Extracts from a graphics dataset
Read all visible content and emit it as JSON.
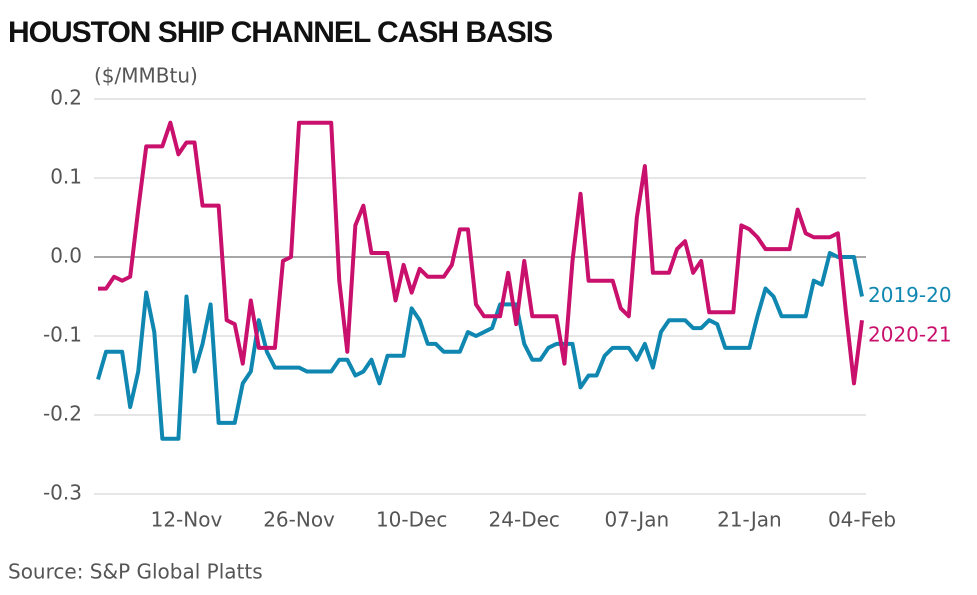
{
  "chart_data": {
    "type": "line",
    "title": "HOUSTON SHIP CHANNEL CASH BASIS",
    "y_label": "($/MMBtu)",
    "source": "Source: S&P Global Platts",
    "categories": [
      null,
      null,
      null,
      null,
      null,
      null,
      null,
      null,
      null,
      null,
      null,
      "12-Nov",
      null,
      null,
      null,
      null,
      null,
      null,
      null,
      null,
      null,
      null,
      null,
      null,
      null,
      "26-Nov",
      null,
      null,
      null,
      null,
      null,
      null,
      null,
      null,
      null,
      null,
      null,
      null,
      null,
      "10-Dec",
      null,
      null,
      null,
      null,
      null,
      null,
      null,
      null,
      null,
      null,
      null,
      null,
      null,
      "24-Dec",
      null,
      null,
      null,
      null,
      null,
      null,
      null,
      null,
      null,
      null,
      null,
      null,
      null,
      "07-Jan",
      null,
      null,
      null,
      null,
      null,
      null,
      null,
      null,
      null,
      null,
      null,
      null,
      null,
      "21-Jan",
      null,
      null,
      null,
      null,
      null,
      null,
      null,
      null,
      null,
      null,
      null,
      null,
      null,
      "04-Feb"
    ],
    "series": [
      {
        "name": "2019-20",
        "color": "#0f87b1",
        "values": [
          -0.155,
          -0.12,
          -0.12,
          -0.12,
          -0.19,
          -0.145,
          -0.045,
          -0.095,
          -0.23,
          -0.23,
          -0.23,
          -0.05,
          -0.145,
          -0.11,
          -0.06,
          -0.21,
          -0.21,
          -0.21,
          -0.16,
          -0.145,
          -0.08,
          -0.12,
          -0.14,
          -0.14,
          -0.14,
          -0.14,
          -0.145,
          -0.145,
          -0.145,
          -0.145,
          -0.13,
          -0.13,
          -0.15,
          -0.145,
          -0.13,
          -0.16,
          -0.125,
          -0.125,
          -0.125,
          -0.065,
          -0.08,
          -0.11,
          -0.11,
          -0.12,
          -0.12,
          -0.12,
          -0.095,
          -0.1,
          -0.095,
          -0.09,
          -0.06,
          -0.06,
          -0.06,
          -0.11,
          -0.13,
          -0.13,
          -0.115,
          -0.11,
          -0.11,
          -0.11,
          -0.165,
          -0.15,
          -0.15,
          -0.125,
          -0.115,
          -0.115,
          -0.115,
          -0.13,
          -0.11,
          -0.14,
          -0.095,
          -0.08,
          -0.08,
          -0.08,
          -0.09,
          -0.09,
          -0.08,
          -0.085,
          -0.115,
          -0.115,
          -0.115,
          -0.115,
          -0.075,
          -0.04,
          -0.05,
          -0.075,
          -0.075,
          -0.075,
          -0.075,
          -0.03,
          -0.035,
          0.005,
          0,
          0,
          0,
          -0.05
        ]
      },
      {
        "name": "2020-21",
        "color": "#c8106c",
        "values": [
          -0.04,
          -0.04,
          -0.025,
          -0.03,
          -0.025,
          0.06,
          0.14,
          0.14,
          0.14,
          0.17,
          0.13,
          0.145,
          0.145,
          0.065,
          0.065,
          0.065,
          -0.08,
          -0.085,
          -0.135,
          -0.055,
          -0.115,
          -0.115,
          -0.115,
          -0.005,
          0,
          0.17,
          0.17,
          0.17,
          0.17,
          0.17,
          -0.03,
          -0.12,
          0.04,
          0.065,
          0.005,
          0.005,
          0.005,
          -0.055,
          -0.01,
          -0.045,
          -0.015,
          -0.025,
          -0.025,
          -0.025,
          -0.01,
          0.035,
          0.035,
          -0.06,
          -0.075,
          -0.075,
          -0.075,
          -0.02,
          -0.085,
          -0.005,
          -0.075,
          -0.075,
          -0.075,
          -0.075,
          -0.135,
          -0.005,
          0.08,
          -0.03,
          -0.03,
          -0.03,
          -0.03,
          -0.065,
          -0.075,
          0.05,
          0.115,
          -0.02,
          -0.02,
          -0.02,
          0.01,
          0.02,
          -0.02,
          -0.005,
          -0.07,
          -0.07,
          -0.07,
          -0.07,
          0.04,
          0.035,
          0.025,
          0.01,
          0.01,
          0.01,
          0.01,
          0.06,
          0.03,
          0.025,
          0.025,
          0.025,
          0.03,
          -0.07,
          -0.16,
          -0.08
        ]
      }
    ],
    "ylim": [
      -0.3,
      0.2
    ],
    "yticks": [
      0.2,
      0.1,
      {
        "value": 0,
        "label": "0.0"
      },
      -0.1,
      -0.2,
      -0.3
    ],
    "grid": true
  }
}
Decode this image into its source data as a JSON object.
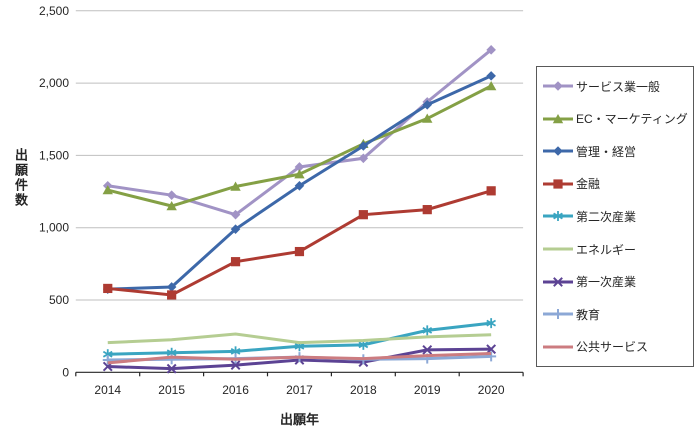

#### [WHAT YOU NEED TO DO]
Considering only the records above, state the number of lines that include the word "JSON", with nothing added.

#### [RESPONSE]
2